> [Problem]
Gather all lines containing the string "定期的に" and copy them out.

Start Data

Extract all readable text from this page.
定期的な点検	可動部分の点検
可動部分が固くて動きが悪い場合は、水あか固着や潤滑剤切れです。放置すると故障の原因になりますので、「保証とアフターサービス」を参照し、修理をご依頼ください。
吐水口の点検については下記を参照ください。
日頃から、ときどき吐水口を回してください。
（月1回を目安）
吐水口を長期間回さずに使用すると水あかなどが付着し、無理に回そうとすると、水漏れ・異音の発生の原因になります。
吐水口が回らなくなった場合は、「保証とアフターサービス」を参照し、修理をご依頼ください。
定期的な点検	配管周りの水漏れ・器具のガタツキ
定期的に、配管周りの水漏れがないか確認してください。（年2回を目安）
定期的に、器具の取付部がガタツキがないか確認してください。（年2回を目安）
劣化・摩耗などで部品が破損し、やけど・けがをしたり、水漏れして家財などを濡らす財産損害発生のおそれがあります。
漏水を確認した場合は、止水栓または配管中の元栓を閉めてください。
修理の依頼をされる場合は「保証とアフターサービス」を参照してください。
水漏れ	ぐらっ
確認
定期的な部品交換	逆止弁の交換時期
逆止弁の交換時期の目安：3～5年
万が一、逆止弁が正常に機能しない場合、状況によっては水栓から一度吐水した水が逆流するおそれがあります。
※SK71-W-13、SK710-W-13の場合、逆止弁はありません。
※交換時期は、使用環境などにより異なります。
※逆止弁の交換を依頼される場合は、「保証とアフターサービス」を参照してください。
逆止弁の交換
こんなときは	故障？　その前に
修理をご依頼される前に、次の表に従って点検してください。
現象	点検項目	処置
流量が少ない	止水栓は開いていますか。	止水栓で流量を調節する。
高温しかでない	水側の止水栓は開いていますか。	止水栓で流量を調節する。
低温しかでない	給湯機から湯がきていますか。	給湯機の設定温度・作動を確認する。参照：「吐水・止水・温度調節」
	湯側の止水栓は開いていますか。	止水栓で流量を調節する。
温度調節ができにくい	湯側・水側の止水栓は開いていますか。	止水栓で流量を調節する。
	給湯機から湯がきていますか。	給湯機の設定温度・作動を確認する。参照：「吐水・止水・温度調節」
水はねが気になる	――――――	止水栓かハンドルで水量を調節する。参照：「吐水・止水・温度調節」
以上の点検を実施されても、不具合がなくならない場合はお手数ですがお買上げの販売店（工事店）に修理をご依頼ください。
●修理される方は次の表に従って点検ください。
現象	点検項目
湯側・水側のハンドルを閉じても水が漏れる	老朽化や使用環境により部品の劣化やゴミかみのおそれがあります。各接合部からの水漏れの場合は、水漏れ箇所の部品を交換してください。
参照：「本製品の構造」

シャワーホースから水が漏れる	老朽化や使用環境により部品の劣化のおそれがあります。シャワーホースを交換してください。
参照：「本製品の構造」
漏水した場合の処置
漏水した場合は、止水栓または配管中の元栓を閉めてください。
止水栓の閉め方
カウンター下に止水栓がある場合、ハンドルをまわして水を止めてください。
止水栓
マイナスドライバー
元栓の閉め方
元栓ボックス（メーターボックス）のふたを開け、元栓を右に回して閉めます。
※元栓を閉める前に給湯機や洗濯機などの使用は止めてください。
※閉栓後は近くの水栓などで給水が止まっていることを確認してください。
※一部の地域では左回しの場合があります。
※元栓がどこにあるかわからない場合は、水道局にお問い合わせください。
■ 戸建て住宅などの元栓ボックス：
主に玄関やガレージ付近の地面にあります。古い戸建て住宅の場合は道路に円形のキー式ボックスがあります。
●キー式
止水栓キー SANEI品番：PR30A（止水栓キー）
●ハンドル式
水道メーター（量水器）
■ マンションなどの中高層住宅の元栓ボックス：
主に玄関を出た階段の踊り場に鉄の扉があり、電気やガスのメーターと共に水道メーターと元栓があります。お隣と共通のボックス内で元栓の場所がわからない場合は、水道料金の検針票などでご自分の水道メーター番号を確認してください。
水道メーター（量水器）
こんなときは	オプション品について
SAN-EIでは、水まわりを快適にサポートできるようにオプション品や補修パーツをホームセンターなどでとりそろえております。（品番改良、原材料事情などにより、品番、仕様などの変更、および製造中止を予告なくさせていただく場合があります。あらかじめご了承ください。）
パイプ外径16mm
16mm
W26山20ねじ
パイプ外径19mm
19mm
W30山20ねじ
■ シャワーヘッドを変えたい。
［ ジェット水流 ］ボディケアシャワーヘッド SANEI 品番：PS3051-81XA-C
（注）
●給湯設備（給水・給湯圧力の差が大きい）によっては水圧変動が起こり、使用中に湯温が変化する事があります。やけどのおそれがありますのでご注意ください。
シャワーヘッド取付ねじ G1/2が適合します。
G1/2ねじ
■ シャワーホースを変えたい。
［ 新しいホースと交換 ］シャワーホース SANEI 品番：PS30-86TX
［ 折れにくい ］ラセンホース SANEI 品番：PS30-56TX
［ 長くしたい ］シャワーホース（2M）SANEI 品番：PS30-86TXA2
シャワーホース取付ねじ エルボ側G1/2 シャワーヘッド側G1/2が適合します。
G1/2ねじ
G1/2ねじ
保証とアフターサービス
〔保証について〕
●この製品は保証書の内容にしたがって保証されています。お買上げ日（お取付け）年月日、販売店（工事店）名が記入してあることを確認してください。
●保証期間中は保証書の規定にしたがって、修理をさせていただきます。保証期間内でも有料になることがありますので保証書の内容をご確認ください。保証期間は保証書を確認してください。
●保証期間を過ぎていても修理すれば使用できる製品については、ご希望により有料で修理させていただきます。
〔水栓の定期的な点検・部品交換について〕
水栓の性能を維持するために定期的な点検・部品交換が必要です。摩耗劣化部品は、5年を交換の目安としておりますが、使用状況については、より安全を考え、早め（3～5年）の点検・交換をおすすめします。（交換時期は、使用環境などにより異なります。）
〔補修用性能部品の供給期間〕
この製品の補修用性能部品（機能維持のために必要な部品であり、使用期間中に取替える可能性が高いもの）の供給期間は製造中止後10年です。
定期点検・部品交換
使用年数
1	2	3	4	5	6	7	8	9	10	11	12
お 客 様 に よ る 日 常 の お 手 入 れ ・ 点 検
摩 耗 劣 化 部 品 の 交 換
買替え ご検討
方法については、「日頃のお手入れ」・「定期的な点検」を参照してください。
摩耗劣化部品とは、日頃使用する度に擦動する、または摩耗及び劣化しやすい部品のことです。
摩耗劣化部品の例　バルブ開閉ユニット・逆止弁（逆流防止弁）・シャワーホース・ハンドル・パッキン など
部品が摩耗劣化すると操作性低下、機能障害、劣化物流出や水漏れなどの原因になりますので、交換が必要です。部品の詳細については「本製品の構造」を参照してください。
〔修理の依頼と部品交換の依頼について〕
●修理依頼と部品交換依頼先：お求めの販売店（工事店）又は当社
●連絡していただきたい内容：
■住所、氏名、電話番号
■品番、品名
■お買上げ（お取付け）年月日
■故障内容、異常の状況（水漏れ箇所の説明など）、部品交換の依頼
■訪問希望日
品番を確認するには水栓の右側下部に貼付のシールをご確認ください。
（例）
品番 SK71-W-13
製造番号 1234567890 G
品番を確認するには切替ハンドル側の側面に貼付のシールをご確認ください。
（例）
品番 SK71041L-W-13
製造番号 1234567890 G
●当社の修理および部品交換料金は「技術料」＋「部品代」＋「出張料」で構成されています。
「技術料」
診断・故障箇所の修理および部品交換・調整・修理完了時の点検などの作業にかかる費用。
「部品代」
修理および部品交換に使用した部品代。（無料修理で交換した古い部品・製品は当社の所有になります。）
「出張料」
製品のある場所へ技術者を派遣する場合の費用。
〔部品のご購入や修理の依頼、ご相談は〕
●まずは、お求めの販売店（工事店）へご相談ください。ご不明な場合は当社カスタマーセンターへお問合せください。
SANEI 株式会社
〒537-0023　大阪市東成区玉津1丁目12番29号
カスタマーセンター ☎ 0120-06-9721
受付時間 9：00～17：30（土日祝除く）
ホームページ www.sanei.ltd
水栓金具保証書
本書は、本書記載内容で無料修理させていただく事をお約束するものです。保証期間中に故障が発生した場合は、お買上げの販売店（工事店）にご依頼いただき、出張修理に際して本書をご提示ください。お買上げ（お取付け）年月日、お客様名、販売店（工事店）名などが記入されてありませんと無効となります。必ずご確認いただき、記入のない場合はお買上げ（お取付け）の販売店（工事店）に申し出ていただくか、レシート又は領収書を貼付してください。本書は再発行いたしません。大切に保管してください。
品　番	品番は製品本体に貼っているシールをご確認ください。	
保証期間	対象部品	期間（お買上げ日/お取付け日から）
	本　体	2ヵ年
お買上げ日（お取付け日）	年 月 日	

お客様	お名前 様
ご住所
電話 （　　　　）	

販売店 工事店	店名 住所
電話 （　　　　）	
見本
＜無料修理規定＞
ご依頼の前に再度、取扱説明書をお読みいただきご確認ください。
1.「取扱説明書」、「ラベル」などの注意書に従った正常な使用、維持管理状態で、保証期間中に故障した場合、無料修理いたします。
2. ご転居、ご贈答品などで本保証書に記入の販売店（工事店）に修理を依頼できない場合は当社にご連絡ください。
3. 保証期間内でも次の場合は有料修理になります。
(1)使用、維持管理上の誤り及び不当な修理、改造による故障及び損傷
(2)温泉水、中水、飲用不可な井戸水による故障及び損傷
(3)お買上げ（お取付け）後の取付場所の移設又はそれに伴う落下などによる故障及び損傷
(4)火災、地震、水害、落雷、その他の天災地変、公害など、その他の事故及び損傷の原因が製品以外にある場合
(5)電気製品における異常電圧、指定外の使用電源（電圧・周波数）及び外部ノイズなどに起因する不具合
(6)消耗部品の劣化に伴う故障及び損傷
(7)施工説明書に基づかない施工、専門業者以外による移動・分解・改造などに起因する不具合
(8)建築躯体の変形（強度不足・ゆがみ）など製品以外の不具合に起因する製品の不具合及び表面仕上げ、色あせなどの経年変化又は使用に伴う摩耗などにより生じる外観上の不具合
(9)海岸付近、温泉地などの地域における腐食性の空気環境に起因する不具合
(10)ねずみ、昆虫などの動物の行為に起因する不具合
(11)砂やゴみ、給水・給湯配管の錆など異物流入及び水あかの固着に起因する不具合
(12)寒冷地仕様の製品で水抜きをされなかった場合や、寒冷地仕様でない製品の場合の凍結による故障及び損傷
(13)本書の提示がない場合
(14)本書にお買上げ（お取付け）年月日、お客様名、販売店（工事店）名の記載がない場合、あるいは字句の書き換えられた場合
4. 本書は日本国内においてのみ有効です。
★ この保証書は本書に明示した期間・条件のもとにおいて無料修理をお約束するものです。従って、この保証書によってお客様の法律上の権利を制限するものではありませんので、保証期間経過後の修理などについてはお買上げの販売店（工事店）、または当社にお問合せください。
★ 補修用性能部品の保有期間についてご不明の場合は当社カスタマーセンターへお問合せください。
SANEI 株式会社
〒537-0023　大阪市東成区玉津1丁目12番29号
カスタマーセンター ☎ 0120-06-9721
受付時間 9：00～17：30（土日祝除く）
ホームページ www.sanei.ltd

End Data

> [Exercise solution]
定期的に、配管周りの水漏れがないか確認してください。（年2回を目安）
定期的に、器具の取付部がガタツキがないか確認してください。（年2回を目安）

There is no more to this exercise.